#### Written problem
Everything in the listing except the pictures should be written out exactly.

#### Exercise input
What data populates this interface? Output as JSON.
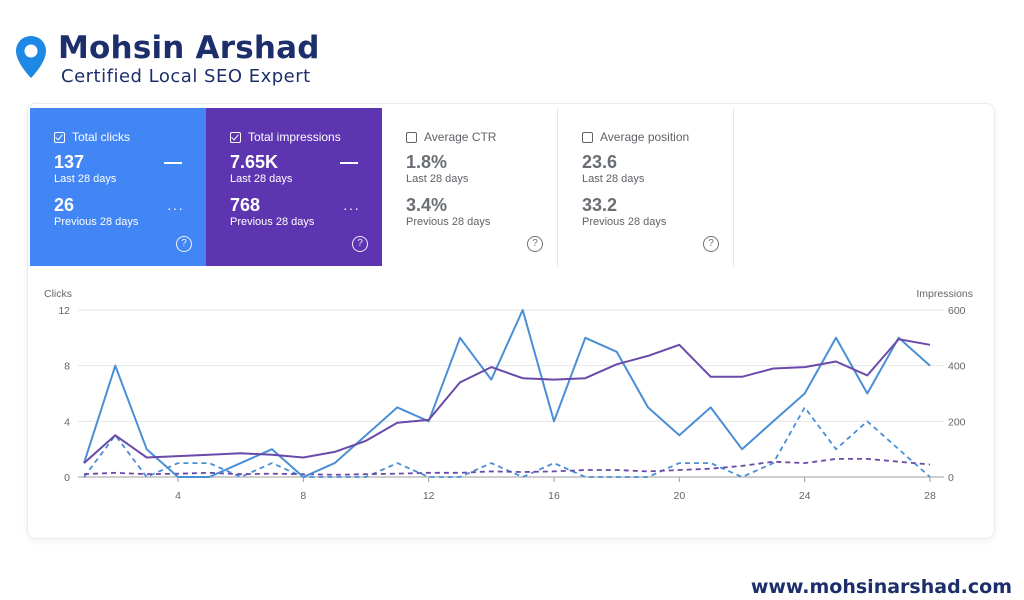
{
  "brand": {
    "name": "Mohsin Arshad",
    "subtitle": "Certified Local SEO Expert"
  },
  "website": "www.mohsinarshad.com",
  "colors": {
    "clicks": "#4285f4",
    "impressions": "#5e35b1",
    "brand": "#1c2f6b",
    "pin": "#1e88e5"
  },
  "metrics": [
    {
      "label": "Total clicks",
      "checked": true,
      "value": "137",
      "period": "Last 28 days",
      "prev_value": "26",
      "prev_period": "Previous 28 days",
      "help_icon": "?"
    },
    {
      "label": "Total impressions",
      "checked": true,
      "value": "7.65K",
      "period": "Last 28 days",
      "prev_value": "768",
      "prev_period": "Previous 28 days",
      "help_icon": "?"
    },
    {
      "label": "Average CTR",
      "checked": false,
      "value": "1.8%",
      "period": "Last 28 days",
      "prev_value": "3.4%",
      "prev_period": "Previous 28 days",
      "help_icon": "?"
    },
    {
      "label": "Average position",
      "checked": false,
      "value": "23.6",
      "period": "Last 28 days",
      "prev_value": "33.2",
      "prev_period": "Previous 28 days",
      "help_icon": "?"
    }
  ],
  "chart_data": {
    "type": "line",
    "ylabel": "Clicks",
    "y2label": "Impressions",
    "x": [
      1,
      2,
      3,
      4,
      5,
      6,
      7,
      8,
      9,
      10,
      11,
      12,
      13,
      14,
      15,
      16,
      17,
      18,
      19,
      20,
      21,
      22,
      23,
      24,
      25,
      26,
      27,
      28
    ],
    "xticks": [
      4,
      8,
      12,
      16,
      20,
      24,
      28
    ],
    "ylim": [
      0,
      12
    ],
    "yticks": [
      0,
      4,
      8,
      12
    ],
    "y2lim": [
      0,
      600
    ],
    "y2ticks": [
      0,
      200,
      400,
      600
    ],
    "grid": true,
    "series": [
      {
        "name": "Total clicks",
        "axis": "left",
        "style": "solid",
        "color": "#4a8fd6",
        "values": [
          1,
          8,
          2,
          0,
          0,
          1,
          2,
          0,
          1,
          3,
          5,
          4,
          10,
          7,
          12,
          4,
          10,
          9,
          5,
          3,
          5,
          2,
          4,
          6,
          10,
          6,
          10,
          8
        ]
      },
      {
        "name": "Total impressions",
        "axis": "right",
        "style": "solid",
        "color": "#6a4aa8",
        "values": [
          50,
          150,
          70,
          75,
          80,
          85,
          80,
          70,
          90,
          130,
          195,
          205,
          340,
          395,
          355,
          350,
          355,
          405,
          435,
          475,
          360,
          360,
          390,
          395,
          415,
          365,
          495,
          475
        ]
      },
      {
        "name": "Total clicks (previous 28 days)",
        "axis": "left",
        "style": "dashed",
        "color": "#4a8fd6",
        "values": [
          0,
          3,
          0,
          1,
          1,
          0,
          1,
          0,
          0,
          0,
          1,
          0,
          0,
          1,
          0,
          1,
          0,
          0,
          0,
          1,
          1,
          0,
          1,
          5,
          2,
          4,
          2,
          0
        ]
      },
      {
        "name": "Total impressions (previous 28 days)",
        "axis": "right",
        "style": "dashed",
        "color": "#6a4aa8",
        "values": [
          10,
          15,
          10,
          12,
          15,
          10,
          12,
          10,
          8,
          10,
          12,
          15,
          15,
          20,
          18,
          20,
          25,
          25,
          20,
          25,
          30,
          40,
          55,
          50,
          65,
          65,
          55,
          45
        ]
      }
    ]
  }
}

#### Answer to this problem
What data populates this interface? Output as JSON.
{
  "brand": {
    "name": "Mohsin Arshad",
    "subtitle": "Certified Local SEO Expert"
  },
  "website": "www.mohsinarshad.com",
  "colors": {
    "clicks": "#4285f4",
    "impressions": "#5e35b1",
    "brand": "#1c2f6b",
    "pin": "#1e88e5"
  },
  "metrics": [
    {
      "label": "Total clicks",
      "checked": true,
      "value": "137",
      "period": "Last 28 days",
      "prev_value": "26",
      "prev_period": "Previous 28 days",
      "help_icon": "?"
    },
    {
      "label": "Total impressions",
      "checked": true,
      "value": "7.65K",
      "period": "Last 28 days",
      "prev_value": "768",
      "prev_period": "Previous 28 days",
      "help_icon": "?"
    },
    {
      "label": "Average CTR",
      "checked": false,
      "value": "1.8%",
      "period": "Last 28 days",
      "prev_value": "3.4%",
      "prev_period": "Previous 28 days",
      "help_icon": "?"
    },
    {
      "label": "Average position",
      "checked": false,
      "value": "23.6",
      "period": "Last 28 days",
      "prev_value": "33.2",
      "prev_period": "Previous 28 days",
      "help_icon": "?"
    }
  ],
  "chart_data": {
    "type": "line",
    "ylabel": "Clicks",
    "y2label": "Impressions",
    "x": [
      1,
      2,
      3,
      4,
      5,
      6,
      7,
      8,
      9,
      10,
      11,
      12,
      13,
      14,
      15,
      16,
      17,
      18,
      19,
      20,
      21,
      22,
      23,
      24,
      25,
      26,
      27,
      28
    ],
    "xticks": [
      4,
      8,
      12,
      16,
      20,
      24,
      28
    ],
    "ylim": [
      0,
      12
    ],
    "yticks": [
      0,
      4,
      8,
      12
    ],
    "y2lim": [
      0,
      600
    ],
    "y2ticks": [
      0,
      200,
      400,
      600
    ],
    "grid": true,
    "series": [
      {
        "name": "Total clicks",
        "axis": "left",
        "style": "solid",
        "color": "#4a8fd6",
        "values": [
          1,
          8,
          2,
          0,
          0,
          1,
          2,
          0,
          1,
          3,
          5,
          4,
          10,
          7,
          12,
          4,
          10,
          9,
          5,
          3,
          5,
          2,
          4,
          6,
          10,
          6,
          10,
          8
        ]
      },
      {
        "name": "Total impressions",
        "axis": "right",
        "style": "solid",
        "color": "#6a4aa8",
        "values": [
          50,
          150,
          70,
          75,
          80,
          85,
          80,
          70,
          90,
          130,
          195,
          205,
          340,
          395,
          355,
          350,
          355,
          405,
          435,
          475,
          360,
          360,
          390,
          395,
          415,
          365,
          495,
          475
        ]
      },
      {
        "name": "Total clicks (previous 28 days)",
        "axis": "left",
        "style": "dashed",
        "color": "#4a8fd6",
        "values": [
          0,
          3,
          0,
          1,
          1,
          0,
          1,
          0,
          0,
          0,
          1,
          0,
          0,
          1,
          0,
          1,
          0,
          0,
          0,
          1,
          1,
          0,
          1,
          5,
          2,
          4,
          2,
          0
        ]
      },
      {
        "name": "Total impressions (previous 28 days)",
        "axis": "right",
        "style": "dashed",
        "color": "#6a4aa8",
        "values": [
          10,
          15,
          10,
          12,
          15,
          10,
          12,
          10,
          8,
          10,
          12,
          15,
          15,
          20,
          18,
          20,
          25,
          25,
          20,
          25,
          30,
          40,
          55,
          50,
          65,
          65,
          55,
          45
        ]
      }
    ]
  }
}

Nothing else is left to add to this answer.